-------- Exercise data

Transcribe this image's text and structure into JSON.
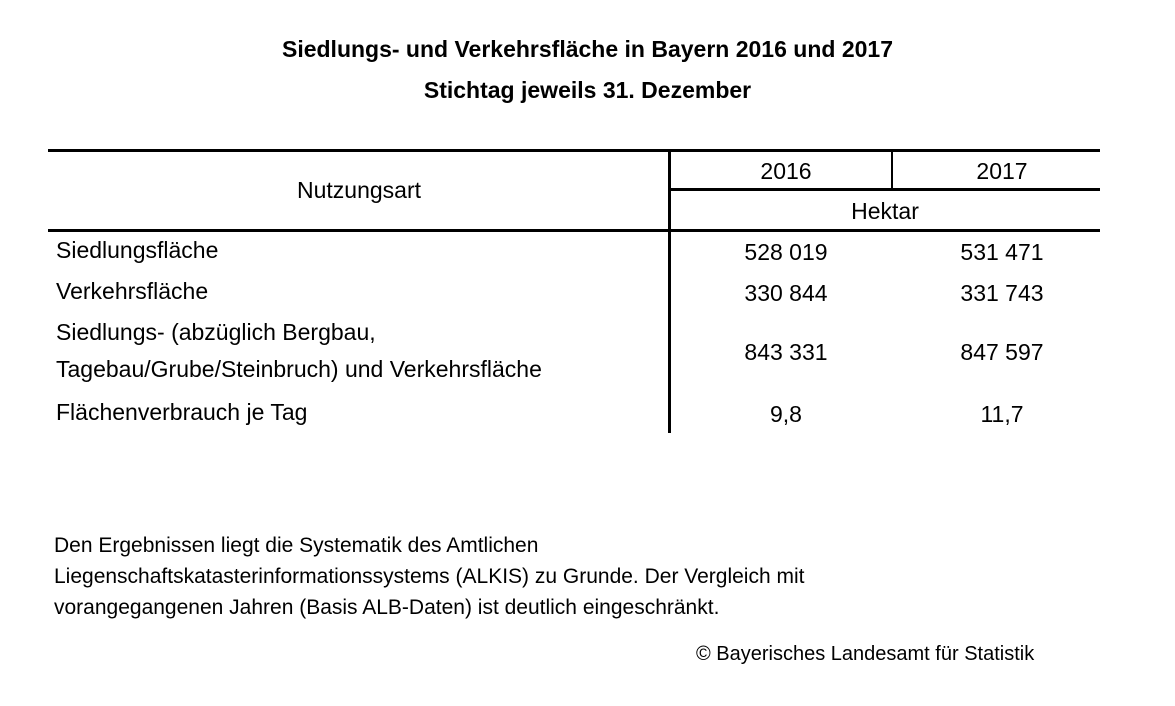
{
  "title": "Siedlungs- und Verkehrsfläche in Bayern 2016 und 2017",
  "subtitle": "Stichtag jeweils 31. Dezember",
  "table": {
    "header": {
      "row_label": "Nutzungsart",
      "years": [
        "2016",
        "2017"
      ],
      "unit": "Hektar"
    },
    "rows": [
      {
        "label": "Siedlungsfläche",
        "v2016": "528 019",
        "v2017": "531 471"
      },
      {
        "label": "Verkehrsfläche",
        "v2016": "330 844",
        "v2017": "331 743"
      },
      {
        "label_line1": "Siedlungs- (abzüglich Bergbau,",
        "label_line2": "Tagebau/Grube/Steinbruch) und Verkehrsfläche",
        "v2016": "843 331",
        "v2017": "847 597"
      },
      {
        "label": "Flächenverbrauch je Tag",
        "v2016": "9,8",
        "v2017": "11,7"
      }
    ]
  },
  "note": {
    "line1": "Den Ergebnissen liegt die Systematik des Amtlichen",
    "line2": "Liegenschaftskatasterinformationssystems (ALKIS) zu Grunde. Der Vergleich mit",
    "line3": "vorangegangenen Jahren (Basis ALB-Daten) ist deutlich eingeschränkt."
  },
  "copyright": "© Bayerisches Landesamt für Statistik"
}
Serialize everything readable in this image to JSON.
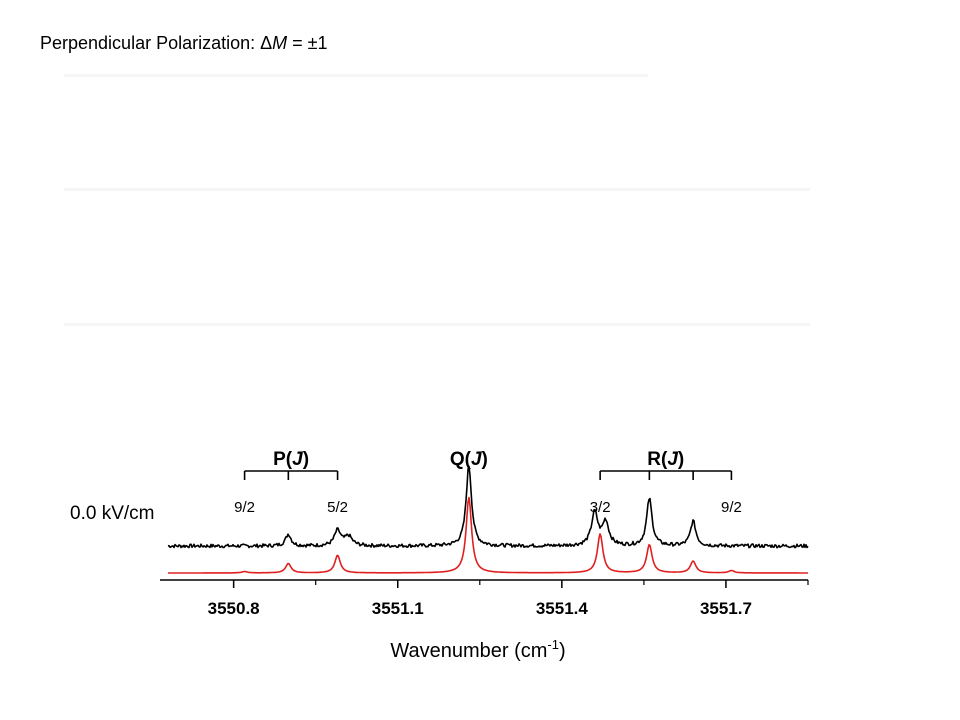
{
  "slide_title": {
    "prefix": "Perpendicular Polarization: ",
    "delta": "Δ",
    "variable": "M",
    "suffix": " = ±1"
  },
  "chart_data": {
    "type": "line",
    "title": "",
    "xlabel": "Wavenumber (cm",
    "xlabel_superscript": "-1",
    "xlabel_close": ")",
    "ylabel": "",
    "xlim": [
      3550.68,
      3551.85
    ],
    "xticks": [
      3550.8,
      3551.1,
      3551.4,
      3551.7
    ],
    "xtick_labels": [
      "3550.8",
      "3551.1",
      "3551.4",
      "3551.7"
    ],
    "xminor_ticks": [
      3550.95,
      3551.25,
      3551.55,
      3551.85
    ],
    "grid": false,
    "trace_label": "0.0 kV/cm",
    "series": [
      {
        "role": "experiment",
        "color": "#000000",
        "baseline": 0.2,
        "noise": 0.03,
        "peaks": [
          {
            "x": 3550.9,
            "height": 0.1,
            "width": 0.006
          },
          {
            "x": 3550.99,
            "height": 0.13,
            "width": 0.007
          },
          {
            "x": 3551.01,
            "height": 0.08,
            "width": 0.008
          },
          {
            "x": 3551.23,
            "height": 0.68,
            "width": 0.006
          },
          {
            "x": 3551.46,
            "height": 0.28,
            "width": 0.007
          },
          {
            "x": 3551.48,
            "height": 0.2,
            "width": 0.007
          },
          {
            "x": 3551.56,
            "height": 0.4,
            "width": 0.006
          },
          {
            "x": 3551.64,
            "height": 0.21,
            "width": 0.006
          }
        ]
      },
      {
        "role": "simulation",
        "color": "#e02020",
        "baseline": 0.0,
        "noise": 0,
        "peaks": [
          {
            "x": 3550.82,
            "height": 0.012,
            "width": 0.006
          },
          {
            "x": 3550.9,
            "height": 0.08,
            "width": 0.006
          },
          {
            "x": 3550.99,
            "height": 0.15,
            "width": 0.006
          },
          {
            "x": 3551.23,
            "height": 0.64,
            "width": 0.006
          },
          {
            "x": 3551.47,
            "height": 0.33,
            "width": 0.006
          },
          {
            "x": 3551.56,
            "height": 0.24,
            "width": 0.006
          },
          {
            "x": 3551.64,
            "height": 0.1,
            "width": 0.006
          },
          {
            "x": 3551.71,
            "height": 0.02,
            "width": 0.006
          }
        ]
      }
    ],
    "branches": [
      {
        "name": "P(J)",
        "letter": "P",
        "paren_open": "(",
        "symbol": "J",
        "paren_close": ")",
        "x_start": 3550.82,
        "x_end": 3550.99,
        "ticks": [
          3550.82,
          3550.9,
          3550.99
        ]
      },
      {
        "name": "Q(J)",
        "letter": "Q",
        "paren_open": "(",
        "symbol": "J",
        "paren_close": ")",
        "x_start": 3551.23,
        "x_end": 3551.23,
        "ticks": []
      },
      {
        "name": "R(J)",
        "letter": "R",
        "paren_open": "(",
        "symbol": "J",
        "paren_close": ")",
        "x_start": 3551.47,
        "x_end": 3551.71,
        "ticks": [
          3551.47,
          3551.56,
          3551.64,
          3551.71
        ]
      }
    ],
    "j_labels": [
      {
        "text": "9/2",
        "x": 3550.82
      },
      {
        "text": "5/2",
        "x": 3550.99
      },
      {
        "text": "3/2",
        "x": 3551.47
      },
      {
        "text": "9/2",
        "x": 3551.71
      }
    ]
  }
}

----------------

Requirement >> Leave out the pictures and copy everything else in the records word for word.

Output below >>
Transcribe this image's text and structure into JSON.
{
  "title": "Siedlungs- und Verkehrsfläche in Bayern 2016 und 2017",
  "subtitle": "Stichtag jeweils 31. Dezember",
  "table": {
    "header": {
      "row_label": "Nutzungsart",
      "years": [
        "2016",
        "2017"
      ],
      "unit": "Hektar"
    },
    "rows": [
      {
        "label": "Siedlungsfläche",
        "v2016": "528 019",
        "v2017": "531 471"
      },
      {
        "label": "Verkehrsfläche",
        "v2016": "330 844",
        "v2017": "331 743"
      },
      {
        "label_line1": "Siedlungs- (abzüglich Bergbau,",
        "label_line2": "Tagebau/Grube/Steinbruch) und Verkehrsfläche",
        "v2016": "843 331",
        "v2017": "847 597"
      },
      {
        "label": "Flächenverbrauch je Tag",
        "v2016": "9,8",
        "v2017": "11,7"
      }
    ]
  },
  "note": {
    "line1": "Den Ergebnissen liegt die Systematik des Amtlichen",
    "line2": "Liegenschaftskatasterinformationssystems (ALKIS) zu Grunde. Der Vergleich mit",
    "line3": "vorangegangenen Jahren (Basis ALB-Daten) ist deutlich eingeschränkt."
  },
  "copyright": "© Bayerisches Landesamt für Statistik"
}
Serialize everything readable in this image to JSON.
{
  "slide_title": {
    "prefix": "Perpendicular Polarization: ",
    "delta": "Δ",
    "variable": "M",
    "suffix": " = ±1"
  },
  "chart_data": {
    "type": "line",
    "title": "",
    "xlabel": "Wavenumber (cm",
    "xlabel_superscript": "-1",
    "xlabel_close": ")",
    "ylabel": "",
    "xlim": [
      3550.68,
      3551.85
    ],
    "xticks": [
      3550.8,
      3551.1,
      3551.4,
      3551.7
    ],
    "xtick_labels": [
      "3550.8",
      "3551.1",
      "3551.4",
      "3551.7"
    ],
    "xminor_ticks": [
      3550.95,
      3551.25,
      3551.55,
      3551.85
    ],
    "grid": false,
    "trace_label": "0.0 kV/cm",
    "series": [
      {
        "role": "experiment",
        "color": "#000000",
        "baseline": 0.2,
        "noise": 0.03,
        "peaks": [
          {
            "x": 3550.9,
            "height": 0.1,
            "width": 0.006
          },
          {
            "x": 3550.99,
            "height": 0.13,
            "width": 0.007
          },
          {
            "x": 3551.01,
            "height": 0.08,
            "width": 0.008
          },
          {
            "x": 3551.23,
            "height": 0.68,
            "width": 0.006
          },
          {
            "x": 3551.46,
            "height": 0.28,
            "width": 0.007
          },
          {
            "x": 3551.48,
            "height": 0.2,
            "width": 0.007
          },
          {
            "x": 3551.56,
            "height": 0.4,
            "width": 0.006
          },
          {
            "x": 3551.64,
            "height": 0.21,
            "width": 0.006
          }
        ]
      },
      {
        "role": "simulation",
        "color": "#e02020",
        "baseline": 0.0,
        "noise": 0,
        "peaks": [
          {
            "x": 3550.82,
            "height": 0.012,
            "width": 0.006
          },
          {
            "x": 3550.9,
            "height": 0.08,
            "width": 0.006
          },
          {
            "x": 3550.99,
            "height": 0.15,
            "width": 0.006
          },
          {
            "x": 3551.23,
            "height": 0.64,
            "width": 0.006
          },
          {
            "x": 3551.47,
            "height": 0.33,
            "width": 0.006
          },
          {
            "x": 3551.56,
            "height": 0.24,
            "width": 0.006
          },
          {
            "x": 3551.64,
            "height": 0.1,
            "width": 0.006
          },
          {
            "x": 3551.71,
            "height": 0.02,
            "width": 0.006
          }
        ]
      }
    ],
    "branches": [
      {
        "name": "P(J)",
        "letter": "P",
        "paren_open": "(",
        "symbol": "J",
        "paren_close": ")",
        "x_start": 3550.82,
        "x_end": 3550.99,
        "ticks": [
          3550.82,
          3550.9,
          3550.99
        ]
      },
      {
        "name": "Q(J)",
        "letter": "Q",
        "paren_open": "(",
        "symbol": "J",
        "paren_close": ")",
        "x_start": 3551.23,
        "x_end": 3551.23,
        "ticks": []
      },
      {
        "name": "R(J)",
        "letter": "R",
        "paren_open": "(",
        "symbol": "J",
        "paren_close": ")",
        "x_start": 3551.47,
        "x_end": 3551.71,
        "ticks": [
          3551.47,
          3551.56,
          3551.64,
          3551.71
        ]
      }
    ],
    "j_labels": [
      {
        "text": "9/2",
        "x": 3550.82
      },
      {
        "text": "5/2",
        "x": 3550.99
      },
      {
        "text": "3/2",
        "x": 3551.47
      },
      {
        "text": "9/2",
        "x": 3551.71
      }
    ]
  }
}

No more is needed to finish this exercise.